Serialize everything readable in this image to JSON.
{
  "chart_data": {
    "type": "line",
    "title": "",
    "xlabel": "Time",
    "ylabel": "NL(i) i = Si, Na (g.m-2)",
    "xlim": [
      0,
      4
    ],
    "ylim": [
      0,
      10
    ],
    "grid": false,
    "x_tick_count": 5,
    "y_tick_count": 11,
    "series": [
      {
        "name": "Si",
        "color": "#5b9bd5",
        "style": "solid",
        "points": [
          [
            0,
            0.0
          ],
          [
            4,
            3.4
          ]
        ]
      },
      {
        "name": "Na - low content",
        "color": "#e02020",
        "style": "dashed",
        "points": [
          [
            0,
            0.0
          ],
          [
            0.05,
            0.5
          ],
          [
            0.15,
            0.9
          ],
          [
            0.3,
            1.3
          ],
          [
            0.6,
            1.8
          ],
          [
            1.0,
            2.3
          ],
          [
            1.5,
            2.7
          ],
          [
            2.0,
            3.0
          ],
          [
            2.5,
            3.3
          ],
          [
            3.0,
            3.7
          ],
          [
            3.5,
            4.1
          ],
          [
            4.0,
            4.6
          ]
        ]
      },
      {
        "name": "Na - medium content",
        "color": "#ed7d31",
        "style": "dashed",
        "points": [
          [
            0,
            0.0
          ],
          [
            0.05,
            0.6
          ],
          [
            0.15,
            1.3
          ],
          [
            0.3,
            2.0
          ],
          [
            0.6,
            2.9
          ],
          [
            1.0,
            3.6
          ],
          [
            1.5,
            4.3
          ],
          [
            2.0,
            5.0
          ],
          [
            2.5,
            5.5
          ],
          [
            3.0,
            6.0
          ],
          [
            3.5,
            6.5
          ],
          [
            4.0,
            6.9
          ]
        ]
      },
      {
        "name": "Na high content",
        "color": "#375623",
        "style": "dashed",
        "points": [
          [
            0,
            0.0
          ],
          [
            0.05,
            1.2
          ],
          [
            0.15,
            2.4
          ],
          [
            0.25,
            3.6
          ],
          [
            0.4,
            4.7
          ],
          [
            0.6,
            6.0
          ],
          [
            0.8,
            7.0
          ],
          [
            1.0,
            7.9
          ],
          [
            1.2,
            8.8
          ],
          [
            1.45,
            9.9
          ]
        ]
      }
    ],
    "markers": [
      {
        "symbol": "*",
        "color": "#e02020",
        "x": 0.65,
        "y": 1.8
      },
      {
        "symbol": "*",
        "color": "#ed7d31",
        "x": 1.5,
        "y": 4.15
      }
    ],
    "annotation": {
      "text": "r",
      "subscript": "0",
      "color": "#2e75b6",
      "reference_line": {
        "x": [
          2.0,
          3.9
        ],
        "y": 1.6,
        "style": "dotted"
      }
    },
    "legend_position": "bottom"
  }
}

* * * * *

TASK DESCRIPTION: Print the material verbatim, all of it.

FINISHED ANSWER:
Serialize everything readable in this image to JSON.
{
  "chart_data": {
    "type": "line",
    "title": "",
    "xlabel": "Time",
    "ylabel": "NL(i) i = Si, Na (g.m-2)",
    "xlim": [
      0,
      4
    ],
    "ylim": [
      0,
      10
    ],
    "grid": false,
    "x_tick_count": 5,
    "y_tick_count": 11,
    "series": [
      {
        "name": "Si",
        "color": "#5b9bd5",
        "style": "solid",
        "points": [
          [
            0,
            0.0
          ],
          [
            4,
            3.4
          ]
        ]
      },
      {
        "name": "Na - low content",
        "color": "#e02020",
        "style": "dashed",
        "points": [
          [
            0,
            0.0
          ],
          [
            0.05,
            0.5
          ],
          [
            0.15,
            0.9
          ],
          [
            0.3,
            1.3
          ],
          [
            0.6,
            1.8
          ],
          [
            1.0,
            2.3
          ],
          [
            1.5,
            2.7
          ],
          [
            2.0,
            3.0
          ],
          [
            2.5,
            3.3
          ],
          [
            3.0,
            3.7
          ],
          [
            3.5,
            4.1
          ],
          [
            4.0,
            4.6
          ]
        ]
      },
      {
        "name": "Na - medium content",
        "color": "#ed7d31",
        "style": "dashed",
        "points": [
          [
            0,
            0.0
          ],
          [
            0.05,
            0.6
          ],
          [
            0.15,
            1.3
          ],
          [
            0.3,
            2.0
          ],
          [
            0.6,
            2.9
          ],
          [
            1.0,
            3.6
          ],
          [
            1.5,
            4.3
          ],
          [
            2.0,
            5.0
          ],
          [
            2.5,
            5.5
          ],
          [
            3.0,
            6.0
          ],
          [
            3.5,
            6.5
          ],
          [
            4.0,
            6.9
          ]
        ]
      },
      {
        "name": "Na high content",
        "color": "#375623",
        "style": "dashed",
        "points": [
          [
            0,
            0.0
          ],
          [
            0.05,
            1.2
          ],
          [
            0.15,
            2.4
          ],
          [
            0.25,
            3.6
          ],
          [
            0.4,
            4.7
          ],
          [
            0.6,
            6.0
          ],
          [
            0.8,
            7.0
          ],
          [
            1.0,
            7.9
          ],
          [
            1.2,
            8.8
          ],
          [
            1.45,
            9.9
          ]
        ]
      }
    ],
    "markers": [
      {
        "symbol": "*",
        "color": "#e02020",
        "x": 0.65,
        "y": 1.8
      },
      {
        "symbol": "*",
        "color": "#ed7d31",
        "x": 1.5,
        "y": 4.15
      }
    ],
    "annotation": {
      "text": "r",
      "subscript": "0",
      "color": "#2e75b6",
      "reference_line": {
        "x": [
          2.0,
          3.9
        ],
        "y": 1.6,
        "style": "dotted"
      }
    },
    "legend_position": "bottom"
  }
}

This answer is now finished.